All the data should come back exactly as it was given.

** START OF Recorded data **

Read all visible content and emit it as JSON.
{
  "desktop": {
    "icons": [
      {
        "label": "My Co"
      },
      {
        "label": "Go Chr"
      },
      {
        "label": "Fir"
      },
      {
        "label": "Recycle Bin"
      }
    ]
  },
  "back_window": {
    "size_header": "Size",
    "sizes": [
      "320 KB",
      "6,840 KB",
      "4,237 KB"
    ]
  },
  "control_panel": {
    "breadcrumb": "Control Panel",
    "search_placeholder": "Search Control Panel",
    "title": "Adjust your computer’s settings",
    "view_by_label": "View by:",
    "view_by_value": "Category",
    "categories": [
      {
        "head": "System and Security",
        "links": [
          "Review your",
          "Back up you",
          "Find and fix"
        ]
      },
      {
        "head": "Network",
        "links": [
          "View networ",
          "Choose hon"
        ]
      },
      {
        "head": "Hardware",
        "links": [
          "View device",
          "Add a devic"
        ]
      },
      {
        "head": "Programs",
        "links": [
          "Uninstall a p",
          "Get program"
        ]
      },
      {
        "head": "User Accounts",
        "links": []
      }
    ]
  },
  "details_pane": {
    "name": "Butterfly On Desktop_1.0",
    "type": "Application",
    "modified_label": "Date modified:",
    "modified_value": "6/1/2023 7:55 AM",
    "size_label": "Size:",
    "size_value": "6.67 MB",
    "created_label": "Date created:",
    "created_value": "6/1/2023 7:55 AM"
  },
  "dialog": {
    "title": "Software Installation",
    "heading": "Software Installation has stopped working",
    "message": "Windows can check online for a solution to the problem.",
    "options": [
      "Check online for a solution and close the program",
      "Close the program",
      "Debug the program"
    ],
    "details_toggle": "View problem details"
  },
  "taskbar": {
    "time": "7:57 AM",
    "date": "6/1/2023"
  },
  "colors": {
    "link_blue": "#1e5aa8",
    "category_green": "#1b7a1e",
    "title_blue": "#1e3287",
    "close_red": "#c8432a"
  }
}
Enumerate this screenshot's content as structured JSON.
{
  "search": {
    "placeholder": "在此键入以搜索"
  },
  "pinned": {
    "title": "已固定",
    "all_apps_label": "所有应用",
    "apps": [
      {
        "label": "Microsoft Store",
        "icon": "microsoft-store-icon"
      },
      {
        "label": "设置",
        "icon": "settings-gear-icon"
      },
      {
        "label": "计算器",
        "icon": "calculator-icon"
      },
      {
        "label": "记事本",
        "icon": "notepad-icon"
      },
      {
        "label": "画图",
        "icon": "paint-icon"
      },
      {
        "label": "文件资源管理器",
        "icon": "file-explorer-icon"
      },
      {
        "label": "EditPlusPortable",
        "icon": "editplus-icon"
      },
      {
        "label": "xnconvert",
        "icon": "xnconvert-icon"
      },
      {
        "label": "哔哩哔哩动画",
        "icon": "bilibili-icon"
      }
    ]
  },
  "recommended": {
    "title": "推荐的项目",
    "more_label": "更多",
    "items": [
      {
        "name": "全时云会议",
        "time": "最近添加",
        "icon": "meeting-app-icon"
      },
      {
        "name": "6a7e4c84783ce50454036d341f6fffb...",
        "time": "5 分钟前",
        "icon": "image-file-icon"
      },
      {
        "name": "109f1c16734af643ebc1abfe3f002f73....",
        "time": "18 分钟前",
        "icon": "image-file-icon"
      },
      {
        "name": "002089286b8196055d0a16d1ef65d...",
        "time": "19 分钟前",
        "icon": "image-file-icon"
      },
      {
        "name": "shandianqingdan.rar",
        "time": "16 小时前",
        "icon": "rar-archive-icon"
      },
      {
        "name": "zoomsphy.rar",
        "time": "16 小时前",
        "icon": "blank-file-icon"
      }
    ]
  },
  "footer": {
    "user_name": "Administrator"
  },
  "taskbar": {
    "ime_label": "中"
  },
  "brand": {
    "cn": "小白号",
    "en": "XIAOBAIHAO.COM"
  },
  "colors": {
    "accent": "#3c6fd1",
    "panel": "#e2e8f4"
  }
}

** END OF Recorded data **

*The completed task*
Read all visible content and emit it as JSON.
{
  "desktop": {
    "icons": [
      {
        "label": "My Co"
      },
      {
        "label": "Go Chr"
      },
      {
        "label": "Fir"
      },
      {
        "label": "Recycle Bin"
      }
    ]
  },
  "back_window": {
    "size_header": "Size",
    "sizes": [
      "320 KB",
      "6,840 KB",
      "4,237 KB"
    ]
  },
  "control_panel": {
    "breadcrumb": "Control Panel",
    "search_placeholder": "Search Control Panel",
    "title": "Adjust your computer’s settings",
    "view_by_label": "View by:",
    "view_by_value": "Category",
    "categories": [
      {
        "head": "System and Security",
        "links": [
          "Review your",
          "Back up you",
          "Find and fix"
        ]
      },
      {
        "head": "Network",
        "links": [
          "View networ",
          "Choose hon"
        ]
      },
      {
        "head": "Hardware",
        "links": [
          "View device",
          "Add a devic"
        ]
      },
      {
        "head": "Programs",
        "links": [
          "Uninstall a p",
          "Get program"
        ]
      },
      {
        "head": "User Accounts",
        "links": []
      }
    ]
  },
  "details_pane": {
    "name": "Butterfly On Desktop_1.0",
    "type": "Application",
    "modified_label": "Date modified:",
    "modified_value": "6/1/2023 7:55 AM",
    "size_label": "Size:",
    "size_value": "6.67 MB",
    "created_label": "Date created:",
    "created_value": "6/1/2023 7:55 AM"
  },
  "dialog": {
    "title": "Software Installation",
    "heading": "Software Installation has stopped working",
    "message": "Windows can check online for a solution to the problem.",
    "options": [
      "Check online for a solution and close the program",
      "Close the program",
      "Debug the program"
    ],
    "details_toggle": "View problem details"
  },
  "taskbar": {
    "time": "7:57 AM",
    "date": "6/1/2023"
  },
  "colors": {
    "link_blue": "#1e5aa8",
    "category_green": "#1b7a1e",
    "title_blue": "#1e3287",
    "close_red": "#c8432a"
  }
}
Enumerate this screenshot's content as structured JSON.
{
  "search": {
    "placeholder": "在此键入以搜索"
  },
  "pinned": {
    "title": "已固定",
    "all_apps_label": "所有应用",
    "apps": [
      {
        "label": "Microsoft Store",
        "icon": "microsoft-store-icon"
      },
      {
        "label": "设置",
        "icon": "settings-gear-icon"
      },
      {
        "label": "计算器",
        "icon": "calculator-icon"
      },
      {
        "label": "记事本",
        "icon": "notepad-icon"
      },
      {
        "label": "画图",
        "icon": "paint-icon"
      },
      {
        "label": "文件资源管理器",
        "icon": "file-explorer-icon"
      },
      {
        "label": "EditPlusPortable",
        "icon": "editplus-icon"
      },
      {
        "label": "xnconvert",
        "icon": "xnconvert-icon"
      },
      {
        "label": "哔哩哔哩动画",
        "icon": "bilibili-icon"
      }
    ]
  },
  "recommended": {
    "title": "推荐的项目",
    "more_label": "更多",
    "items": [
      {
        "name": "全时云会议",
        "time": "最近添加",
        "icon": "meeting-app-icon"
      },
      {
        "name": "6a7e4c84783ce50454036d341f6fffb...",
        "time": "5 分钟前",
        "icon": "image-file-icon"
      },
      {
        "name": "109f1c16734af643ebc1abfe3f002f73....",
        "time": "18 分钟前",
        "icon": "image-file-icon"
      },
      {
        "name": "002089286b8196055d0a16d1ef65d...",
        "time": "19 分钟前",
        "icon": "image-file-icon"
      },
      {
        "name": "shandianqingdan.rar",
        "time": "16 小时前",
        "icon": "rar-archive-icon"
      },
      {
        "name": "zoomsphy.rar",
        "time": "16 小时前",
        "icon": "blank-file-icon"
      }
    ]
  },
  "footer": {
    "user_name": "Administrator"
  },
  "taskbar": {
    "ime_label": "中"
  },
  "brand": {
    "cn": "小白号",
    "en": "XIAOBAIHAO.COM"
  },
  "colors": {
    "accent": "#3c6fd1",
    "panel": "#e2e8f4"
  }
}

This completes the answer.